:: Data for this exercise

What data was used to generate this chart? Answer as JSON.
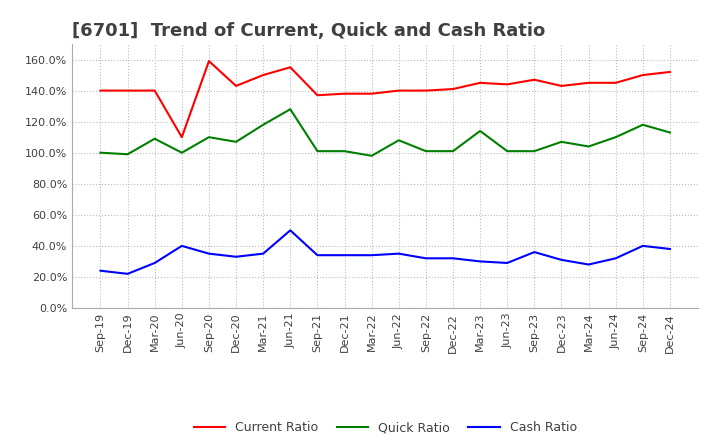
{
  "title": "[6701]  Trend of Current, Quick and Cash Ratio",
  "x_labels": [
    "Sep-19",
    "Dec-19",
    "Mar-20",
    "Jun-20",
    "Sep-20",
    "Dec-20",
    "Mar-21",
    "Jun-21",
    "Sep-21",
    "Dec-21",
    "Mar-22",
    "Jun-22",
    "Sep-22",
    "Dec-22",
    "Mar-23",
    "Jun-23",
    "Sep-23",
    "Dec-23",
    "Mar-24",
    "Jun-24",
    "Sep-24",
    "Dec-24"
  ],
  "current_ratio": [
    1.4,
    1.4,
    1.4,
    1.1,
    1.59,
    1.43,
    1.5,
    1.55,
    1.37,
    1.38,
    1.38,
    1.4,
    1.4,
    1.41,
    1.45,
    1.44,
    1.47,
    1.43,
    1.45,
    1.45,
    1.5,
    1.52
  ],
  "quick_ratio": [
    1.0,
    0.99,
    1.09,
    1.0,
    1.1,
    1.07,
    1.18,
    1.28,
    1.01,
    1.01,
    0.98,
    1.08,
    1.01,
    1.01,
    1.14,
    1.01,
    1.01,
    1.07,
    1.04,
    1.1,
    1.18,
    1.13
  ],
  "cash_ratio": [
    0.24,
    0.22,
    0.29,
    0.4,
    0.35,
    0.33,
    0.35,
    0.5,
    0.34,
    0.34,
    0.34,
    0.35,
    0.32,
    0.32,
    0.3,
    0.29,
    0.36,
    0.31,
    0.28,
    0.32,
    0.4,
    0.38
  ],
  "current_color": "#FF0000",
  "quick_color": "#008000",
  "cash_color": "#0000FF",
  "ylim_min": 0.0,
  "ylim_max": 1.7,
  "ytick_values": [
    0.0,
    0.2,
    0.4,
    0.6,
    0.8,
    1.0,
    1.2,
    1.4,
    1.6
  ],
  "grid_color": "#bbbbbb",
  "bg_color": "#ffffff",
  "title_color": "#404040",
  "legend_labels": [
    "Current Ratio",
    "Quick Ratio",
    "Cash Ratio"
  ],
  "title_fontsize": 13,
  "tick_fontsize": 8,
  "legend_fontsize": 9
}
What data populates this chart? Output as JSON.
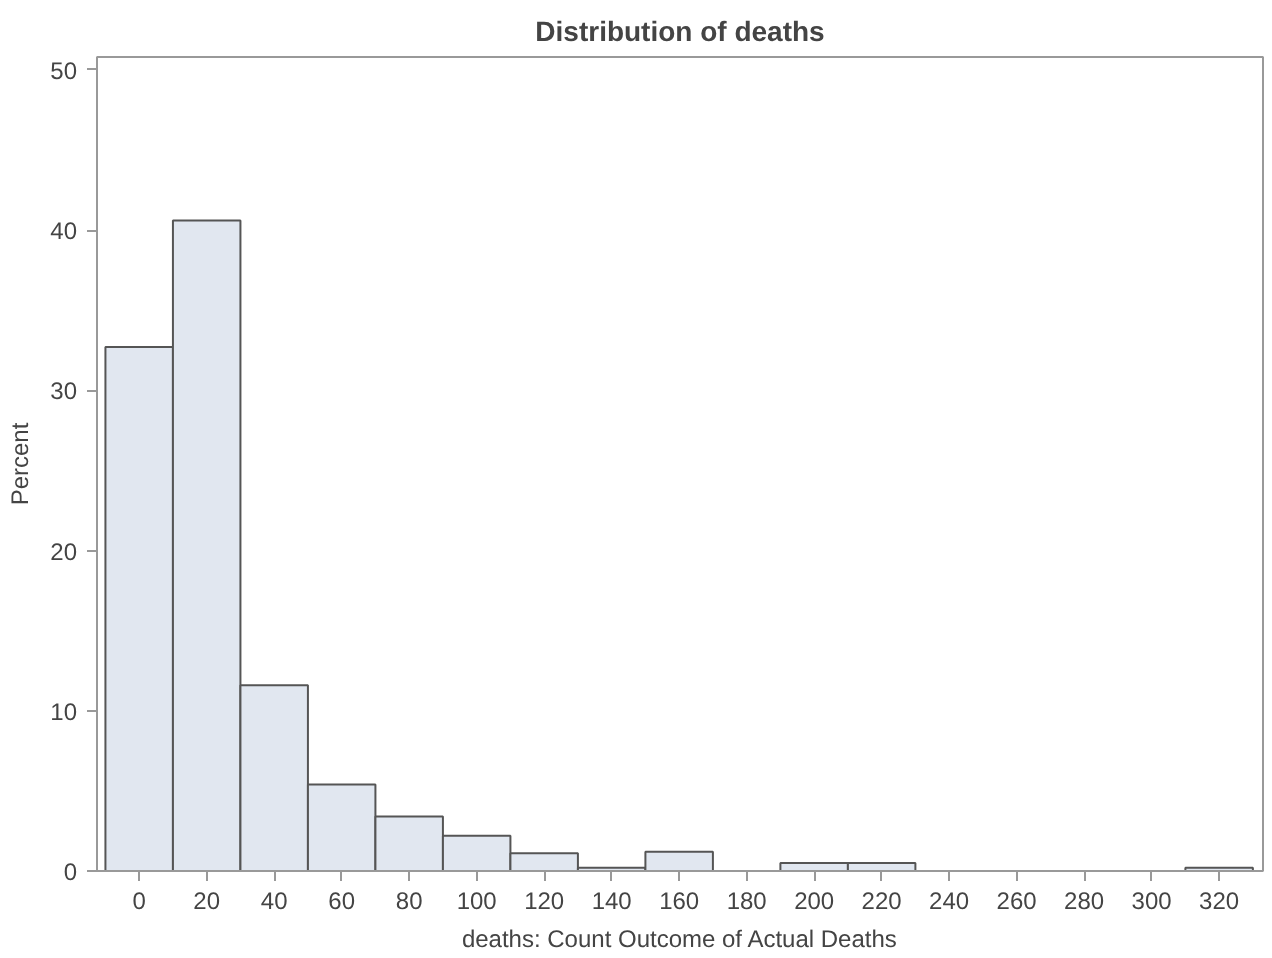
{
  "chart_data": {
    "type": "histogram",
    "title": "Distribution of deaths",
    "xlabel": "deaths: Count Outcome of Actual Deaths",
    "ylabel": "Percent",
    "bins": [
      -10,
      10,
      30,
      50,
      70,
      90,
      110,
      130,
      150,
      170,
      190,
      210,
      230,
      250,
      270,
      290,
      310,
      330
    ],
    "values": [
      32.7,
      40.6,
      11.6,
      5.4,
      3.4,
      2.2,
      1.1,
      0.2,
      1.2,
      0,
      0.5,
      0.5,
      0,
      0,
      0,
      0,
      0.2
    ],
    "color": "#e1e7f0",
    "xlim": [
      -12.5,
      333
    ],
    "xticks": [
      0,
      20,
      40,
      60,
      80,
      100,
      120,
      140,
      160,
      180,
      200,
      220,
      240,
      260,
      280,
      300,
      320
    ],
    "ylim": [
      0,
      50.8
    ],
    "yticks": [
      0,
      10,
      20,
      30,
      40,
      50
    ],
    "grid": false
  }
}
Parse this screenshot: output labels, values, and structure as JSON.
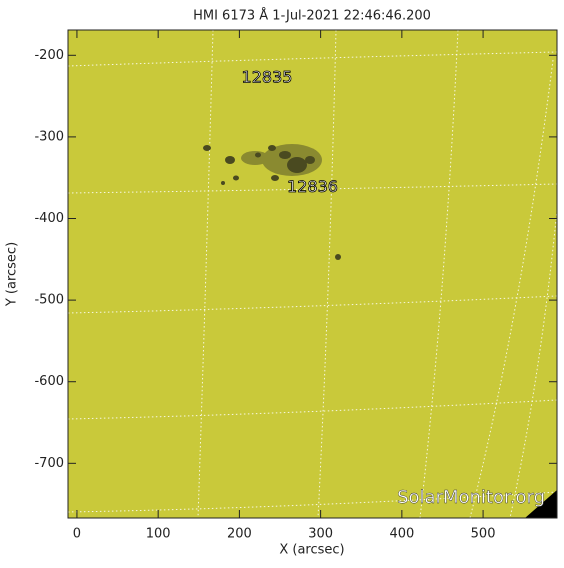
{
  "chart_data": {
    "type": "image",
    "title": "HMI 6173 Å  1-Jul-2021 22:46:46.200",
    "xlabel": "X (arcsec)",
    "ylabel": "Y (arcsec)",
    "xlim": [
      -11,
      591
    ],
    "ylim": [
      -767,
      -169
    ],
    "xticks": [
      0,
      100,
      200,
      300,
      400,
      500
    ],
    "yticks": [
      -200,
      -300,
      -400,
      -500,
      -600,
      -700
    ],
    "annotations": [
      {
        "text": "12835",
        "x": 234,
        "y": -228
      },
      {
        "text": "12836",
        "x": 290,
        "y": -362
      }
    ],
    "watermark": "SolarMonitor.org",
    "color": "#c9c93a"
  }
}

::::

◆ **What is expected**: Only the number is wanted: how many lines contain the string "deaths"?

◆ **Answer to this problem**: 2